--- WRITTEN INSTRUCTION ---
For the listing below, give the count of lines containing the string "Land" and nothing else.

--- SUPPLIED DATA ---
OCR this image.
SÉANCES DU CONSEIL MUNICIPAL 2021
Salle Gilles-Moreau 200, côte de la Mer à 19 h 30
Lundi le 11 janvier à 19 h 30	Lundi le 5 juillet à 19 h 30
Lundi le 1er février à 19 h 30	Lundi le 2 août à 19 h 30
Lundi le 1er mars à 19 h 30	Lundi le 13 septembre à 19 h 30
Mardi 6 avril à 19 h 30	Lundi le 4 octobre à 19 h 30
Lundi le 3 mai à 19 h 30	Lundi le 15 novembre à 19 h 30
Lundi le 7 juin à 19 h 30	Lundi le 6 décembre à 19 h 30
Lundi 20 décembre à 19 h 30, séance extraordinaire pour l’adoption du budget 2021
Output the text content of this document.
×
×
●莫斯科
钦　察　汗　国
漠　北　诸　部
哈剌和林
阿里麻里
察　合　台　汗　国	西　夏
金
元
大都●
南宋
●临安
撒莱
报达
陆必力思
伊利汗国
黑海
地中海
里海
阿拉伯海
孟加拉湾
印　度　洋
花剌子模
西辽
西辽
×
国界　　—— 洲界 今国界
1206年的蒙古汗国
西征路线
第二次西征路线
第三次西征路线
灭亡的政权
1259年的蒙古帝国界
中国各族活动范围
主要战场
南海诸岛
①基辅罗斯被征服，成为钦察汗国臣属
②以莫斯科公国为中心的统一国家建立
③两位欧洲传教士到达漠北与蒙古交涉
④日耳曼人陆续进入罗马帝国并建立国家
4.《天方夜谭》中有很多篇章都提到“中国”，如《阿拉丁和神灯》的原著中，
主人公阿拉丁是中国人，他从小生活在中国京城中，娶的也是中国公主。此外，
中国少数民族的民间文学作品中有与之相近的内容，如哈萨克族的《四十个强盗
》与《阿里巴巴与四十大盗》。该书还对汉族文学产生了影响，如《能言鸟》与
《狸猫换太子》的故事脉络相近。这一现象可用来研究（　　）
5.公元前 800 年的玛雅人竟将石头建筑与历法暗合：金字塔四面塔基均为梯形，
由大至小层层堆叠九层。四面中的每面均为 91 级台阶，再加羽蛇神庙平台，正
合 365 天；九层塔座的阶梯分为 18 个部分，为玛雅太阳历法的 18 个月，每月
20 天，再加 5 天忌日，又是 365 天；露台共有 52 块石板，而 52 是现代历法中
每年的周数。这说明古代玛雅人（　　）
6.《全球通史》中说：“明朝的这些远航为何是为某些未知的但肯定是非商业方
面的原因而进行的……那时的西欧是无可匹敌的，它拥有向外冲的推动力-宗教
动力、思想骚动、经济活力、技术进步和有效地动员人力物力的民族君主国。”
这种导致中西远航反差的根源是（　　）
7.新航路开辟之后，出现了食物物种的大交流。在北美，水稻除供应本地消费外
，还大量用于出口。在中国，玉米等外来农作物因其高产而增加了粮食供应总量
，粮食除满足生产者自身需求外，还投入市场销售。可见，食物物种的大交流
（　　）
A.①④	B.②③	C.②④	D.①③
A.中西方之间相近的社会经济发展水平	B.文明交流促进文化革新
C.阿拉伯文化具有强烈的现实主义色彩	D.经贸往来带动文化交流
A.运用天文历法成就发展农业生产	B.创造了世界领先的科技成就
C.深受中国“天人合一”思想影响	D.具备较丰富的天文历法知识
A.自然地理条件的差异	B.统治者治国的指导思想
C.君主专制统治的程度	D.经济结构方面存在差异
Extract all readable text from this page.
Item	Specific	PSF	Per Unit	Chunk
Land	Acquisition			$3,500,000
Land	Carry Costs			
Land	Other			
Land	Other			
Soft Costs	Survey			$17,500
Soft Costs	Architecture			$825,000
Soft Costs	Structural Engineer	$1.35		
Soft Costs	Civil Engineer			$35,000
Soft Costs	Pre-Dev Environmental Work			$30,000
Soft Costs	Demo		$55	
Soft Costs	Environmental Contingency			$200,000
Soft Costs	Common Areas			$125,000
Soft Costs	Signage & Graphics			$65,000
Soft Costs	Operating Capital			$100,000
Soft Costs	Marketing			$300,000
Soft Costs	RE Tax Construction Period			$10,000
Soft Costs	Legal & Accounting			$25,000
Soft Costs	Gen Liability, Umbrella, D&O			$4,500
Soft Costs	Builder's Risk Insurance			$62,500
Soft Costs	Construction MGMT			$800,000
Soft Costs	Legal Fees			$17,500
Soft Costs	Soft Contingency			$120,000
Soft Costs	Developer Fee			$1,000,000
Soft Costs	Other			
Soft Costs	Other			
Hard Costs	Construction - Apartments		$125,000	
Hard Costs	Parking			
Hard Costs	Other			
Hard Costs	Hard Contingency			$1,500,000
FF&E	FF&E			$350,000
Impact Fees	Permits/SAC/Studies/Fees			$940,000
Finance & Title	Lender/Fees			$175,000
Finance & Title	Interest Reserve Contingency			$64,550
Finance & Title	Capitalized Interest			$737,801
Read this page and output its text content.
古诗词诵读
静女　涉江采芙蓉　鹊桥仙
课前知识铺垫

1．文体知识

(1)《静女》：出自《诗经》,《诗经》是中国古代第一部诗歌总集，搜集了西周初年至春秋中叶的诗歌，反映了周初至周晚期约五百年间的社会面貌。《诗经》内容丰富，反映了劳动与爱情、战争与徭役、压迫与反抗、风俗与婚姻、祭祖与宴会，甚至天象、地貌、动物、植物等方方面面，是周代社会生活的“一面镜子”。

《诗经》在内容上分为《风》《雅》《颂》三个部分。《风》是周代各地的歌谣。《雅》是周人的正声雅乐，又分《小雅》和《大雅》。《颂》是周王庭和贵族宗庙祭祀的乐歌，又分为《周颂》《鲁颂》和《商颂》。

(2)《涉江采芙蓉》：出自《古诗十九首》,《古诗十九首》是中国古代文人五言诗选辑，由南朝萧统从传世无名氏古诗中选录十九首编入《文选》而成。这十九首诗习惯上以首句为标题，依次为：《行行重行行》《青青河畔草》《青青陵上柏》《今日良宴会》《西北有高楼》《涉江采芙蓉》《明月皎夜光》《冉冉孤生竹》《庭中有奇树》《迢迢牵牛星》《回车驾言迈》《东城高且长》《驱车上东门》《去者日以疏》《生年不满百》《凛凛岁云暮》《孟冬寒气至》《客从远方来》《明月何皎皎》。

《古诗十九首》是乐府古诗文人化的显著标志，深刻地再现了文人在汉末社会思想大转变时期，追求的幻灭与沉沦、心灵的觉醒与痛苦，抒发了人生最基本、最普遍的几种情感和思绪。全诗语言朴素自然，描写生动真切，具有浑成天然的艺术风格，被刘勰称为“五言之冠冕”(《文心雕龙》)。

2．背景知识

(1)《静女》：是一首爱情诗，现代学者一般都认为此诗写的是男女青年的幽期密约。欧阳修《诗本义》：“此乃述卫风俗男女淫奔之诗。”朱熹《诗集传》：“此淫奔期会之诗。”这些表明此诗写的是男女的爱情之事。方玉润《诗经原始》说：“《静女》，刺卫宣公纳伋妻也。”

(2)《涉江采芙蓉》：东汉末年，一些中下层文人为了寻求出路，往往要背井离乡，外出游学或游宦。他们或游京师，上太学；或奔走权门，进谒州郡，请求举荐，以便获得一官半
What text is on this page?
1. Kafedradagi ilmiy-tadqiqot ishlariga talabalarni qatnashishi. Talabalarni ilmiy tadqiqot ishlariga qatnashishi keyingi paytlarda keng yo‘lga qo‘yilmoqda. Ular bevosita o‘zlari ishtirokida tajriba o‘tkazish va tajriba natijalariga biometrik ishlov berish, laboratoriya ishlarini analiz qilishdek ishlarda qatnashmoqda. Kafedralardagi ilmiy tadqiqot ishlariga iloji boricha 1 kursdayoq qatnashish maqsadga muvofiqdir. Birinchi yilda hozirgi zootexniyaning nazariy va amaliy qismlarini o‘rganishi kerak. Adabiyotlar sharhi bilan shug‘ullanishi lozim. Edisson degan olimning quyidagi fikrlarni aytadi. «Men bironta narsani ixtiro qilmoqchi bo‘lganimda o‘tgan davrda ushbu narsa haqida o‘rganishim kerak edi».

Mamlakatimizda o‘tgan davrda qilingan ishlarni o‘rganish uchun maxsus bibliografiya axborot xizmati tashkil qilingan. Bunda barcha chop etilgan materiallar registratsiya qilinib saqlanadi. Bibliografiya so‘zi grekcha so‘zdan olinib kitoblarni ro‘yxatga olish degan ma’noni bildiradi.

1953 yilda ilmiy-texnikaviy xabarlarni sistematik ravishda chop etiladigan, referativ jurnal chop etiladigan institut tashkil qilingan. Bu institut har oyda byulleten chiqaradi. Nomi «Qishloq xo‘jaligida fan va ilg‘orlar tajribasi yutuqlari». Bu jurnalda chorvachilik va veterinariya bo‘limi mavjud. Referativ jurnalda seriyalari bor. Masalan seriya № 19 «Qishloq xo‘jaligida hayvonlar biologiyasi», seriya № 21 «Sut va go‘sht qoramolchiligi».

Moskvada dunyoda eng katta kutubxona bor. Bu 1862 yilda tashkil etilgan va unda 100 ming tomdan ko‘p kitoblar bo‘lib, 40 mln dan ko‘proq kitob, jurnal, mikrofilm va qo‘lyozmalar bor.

--- OUTPUT FOR THIS EXERCISE ---
4